What is being asked:
Copy every line of the data below word for word, leaving out the pictures.

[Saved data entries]
— START —
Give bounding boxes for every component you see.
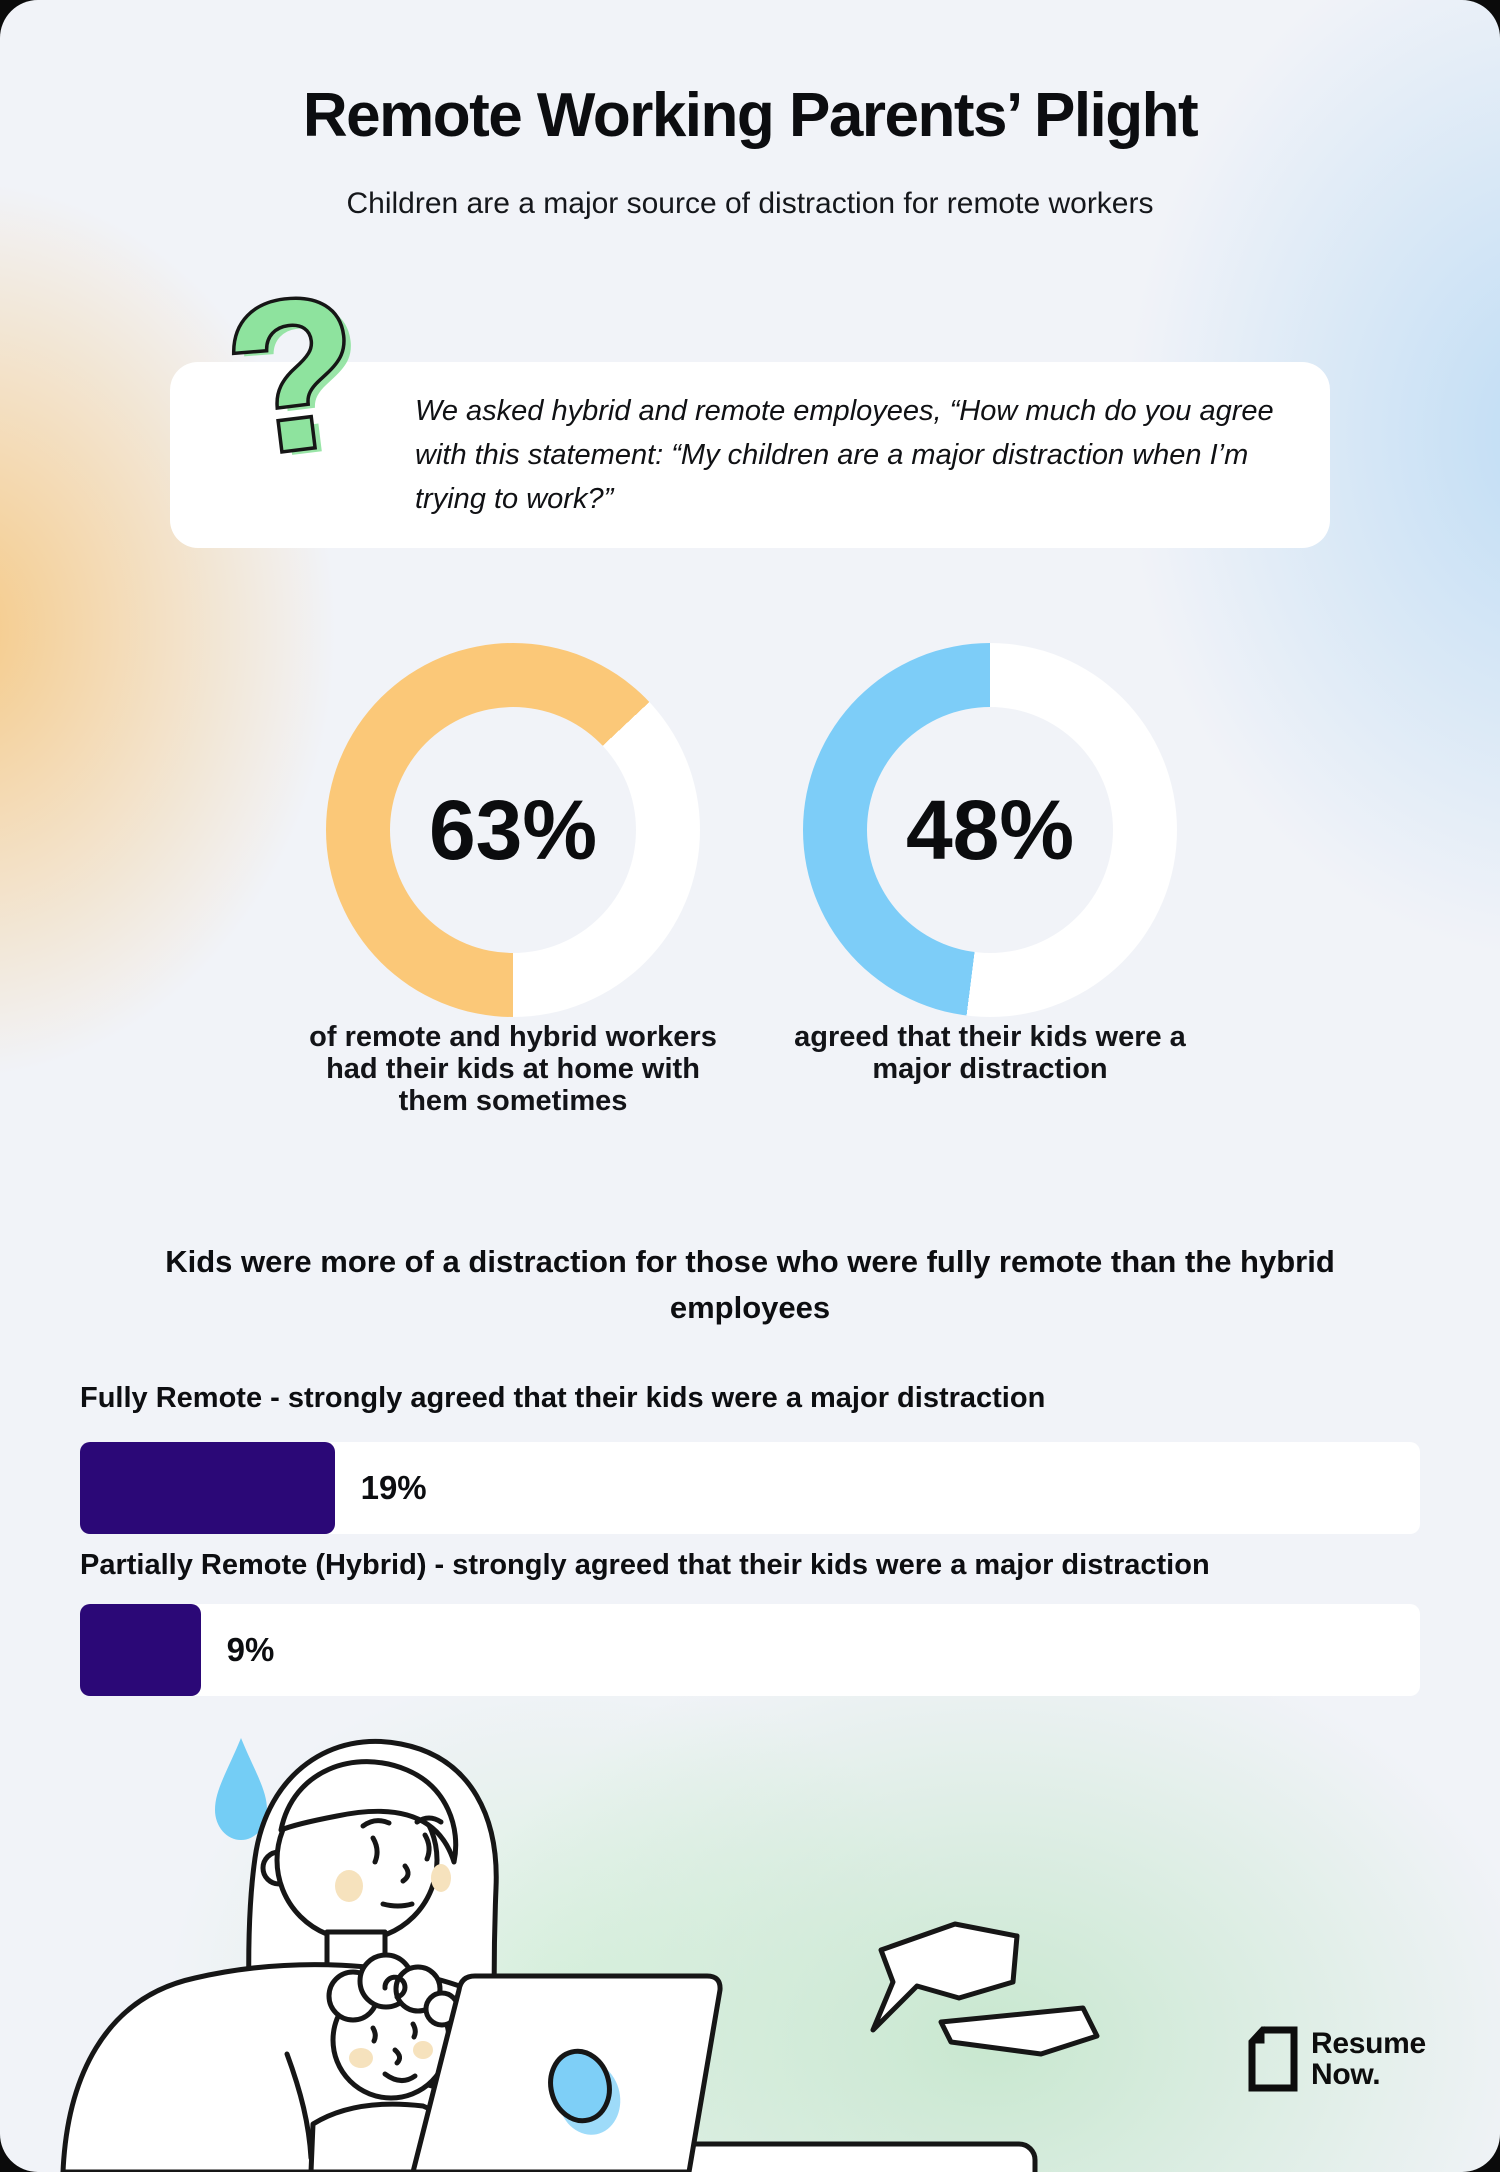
mother-eye <box>422 1832 432 1862</box>
bar-value-hybrid: 9% <box>226 1631 275 1668</box>
parent-child-laptop-illustration <box>60 1738 1100 2172</box>
child-hair-curl-line <box>382 1974 408 2000</box>
question-quote-card: We asked hybrid and remote employees, “H… <box>170 362 1330 548</box>
donut-value-orange: 63% <box>428 782 598 877</box>
speech-bubble-icon <box>870 1921 1020 2033</box>
bar-track: 9% <box>80 1604 1420 1696</box>
mother-eye <box>370 1835 380 1865</box>
brand-name-line1: Resume <box>1311 2027 1426 2060</box>
donut-chart-blue: 48% <box>803 643 1177 1017</box>
brand-name: Resume Now. <box>1311 2028 1426 2090</box>
child-blush <box>349 2048 373 2068</box>
question-mark-glyph: ? <box>220 282 372 500</box>
donut-chart-orange: 63% <box>326 643 700 1017</box>
speech-bubble-icon <box>938 2005 1100 2057</box>
sweat-drop-icon <box>215 1738 267 1840</box>
donut-hole: 63% <box>390 707 636 953</box>
bar-track: 19% <box>80 1442 1420 1534</box>
section-heading: Kids were more of a distraction for thos… <box>165 1244 1335 1325</box>
mother-eyebrow <box>414 1815 444 1825</box>
mother-blush <box>335 1870 363 1902</box>
child-blush <box>413 2041 433 2059</box>
donut-hole: 48% <box>867 707 1113 953</box>
bar-value-fully-remote: 19% <box>360 1469 427 1506</box>
page-subtitle: Children are a major source of distracti… <box>346 187 1154 220</box>
brand-logo: Resume Now. <box>1248 2026 1426 2092</box>
child-smile <box>382 2071 418 2083</box>
mother-nose <box>400 1863 411 1884</box>
donut-label-orange: of remote and hybrid workers had their k… <box>309 1021 717 1117</box>
child-nose <box>392 2047 403 2066</box>
question-quote-text: We asked hybrid and remote employees, “H… <box>415 395 1274 515</box>
question-mark-icon: ? ? <box>220 282 372 504</box>
mother-eyebrow <box>360 1818 392 1829</box>
bar-label-hybrid: Partially Remote (Hybrid) - strongly agr… <box>80 1549 1210 1581</box>
bar-fill-fully-remote <box>80 1442 335 1534</box>
laptop-logo <box>548 2048 612 2124</box>
child-eye <box>410 2021 418 2040</box>
mother-blush <box>431 1864 451 1892</box>
page-title: Remote Working Parents’ Plight <box>302 81 1199 150</box>
brand-name-line2: Now. <box>1311 2058 1381 2091</box>
svg-text:?: ? <box>224 282 372 504</box>
bar-label-fully-remote: Fully Remote - strongly agreed that thei… <box>80 1382 1046 1414</box>
donut-label-blue: agreed that their kids were a major dist… <box>794 1021 1186 1085</box>
child-eye <box>370 2025 378 2044</box>
bar-fill-hybrid <box>80 1604 201 1696</box>
mother-mouth <box>380 1901 415 1909</box>
mother-fringe <box>278 1759 459 1865</box>
donut-value-blue: 48% <box>905 782 1075 877</box>
document-icon <box>1248 2026 1298 2092</box>
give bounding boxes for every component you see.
— END —
Exercise response:
Give bounding boxes for every component you see.
mother-eye <box>422 1832 432 1862</box>
bar-value-hybrid: 9% <box>226 1631 275 1668</box>
parent-child-laptop-illustration <box>60 1738 1100 2172</box>
child-hair-curl-line <box>382 1974 408 2000</box>
question-quote-card: We asked hybrid and remote employees, “H… <box>170 362 1330 548</box>
donut-value-orange: 63% <box>428 782 598 877</box>
speech-bubble-icon <box>870 1921 1020 2033</box>
bar-track: 9% <box>80 1604 1420 1696</box>
mother-eye <box>370 1835 380 1865</box>
brand-name-line1: Resume <box>1311 2027 1426 2060</box>
donut-chart-blue: 48% <box>803 643 1177 1017</box>
brand-name: Resume Now. <box>1311 2028 1426 2090</box>
child-blush <box>349 2048 373 2068</box>
question-mark-glyph: ? <box>220 282 372 500</box>
donut-chart-orange: 63% <box>326 643 700 1017</box>
speech-bubble-icon <box>938 2005 1100 2057</box>
sweat-drop-icon <box>215 1738 267 1840</box>
donut-hole: 63% <box>390 707 636 953</box>
bar-track: 19% <box>80 1442 1420 1534</box>
section-heading: Kids were more of a distraction for thos… <box>165 1244 1335 1325</box>
mother-eyebrow <box>414 1815 444 1825</box>
mother-blush <box>335 1870 363 1902</box>
child-blush <box>413 2041 433 2059</box>
donut-hole: 48% <box>867 707 1113 953</box>
bar-value-fully-remote: 19% <box>360 1469 427 1506</box>
page-subtitle: Children are a major source of distracti… <box>346 187 1154 220</box>
brand-logo: Resume Now. <box>1248 2026 1426 2092</box>
child-smile <box>382 2071 418 2083</box>
mother-nose <box>400 1863 411 1884</box>
donut-label-orange: of remote and hybrid workers had their k… <box>309 1021 717 1117</box>
child-nose <box>392 2047 403 2066</box>
question-quote-text: We asked hybrid and remote employees, “H… <box>415 395 1274 515</box>
question-mark-icon: ? ? <box>220 282 372 504</box>
mother-eyebrow <box>360 1818 392 1829</box>
bar-label-hybrid: Partially Remote (Hybrid) - strongly agr… <box>80 1549 1210 1581</box>
bar-fill-fully-remote <box>80 1442 335 1534</box>
laptop-logo <box>548 2048 612 2124</box>
child-eye <box>410 2021 418 2040</box>
mother-blush <box>431 1864 451 1892</box>
page-title: Remote Working Parents’ Plight <box>302 81 1199 150</box>
brand-name-line2: Now. <box>1311 2058 1381 2091</box>
svg-text:?: ? <box>224 282 372 504</box>
bar-label-fully-remote: Fully Remote - strongly agreed that thei… <box>80 1382 1046 1414</box>
donut-label-blue: agreed that their kids were a major dist… <box>794 1021 1186 1085</box>
child-eye <box>370 2025 378 2044</box>
bar-fill-hybrid <box>80 1604 201 1696</box>
mother-mouth <box>380 1901 415 1909</box>
mother-fringe <box>278 1759 459 1865</box>
donut-value-blue: 48% <box>905 782 1075 877</box>
document-icon <box>1248 2026 1298 2092</box>
give bounding boxes for every component you see.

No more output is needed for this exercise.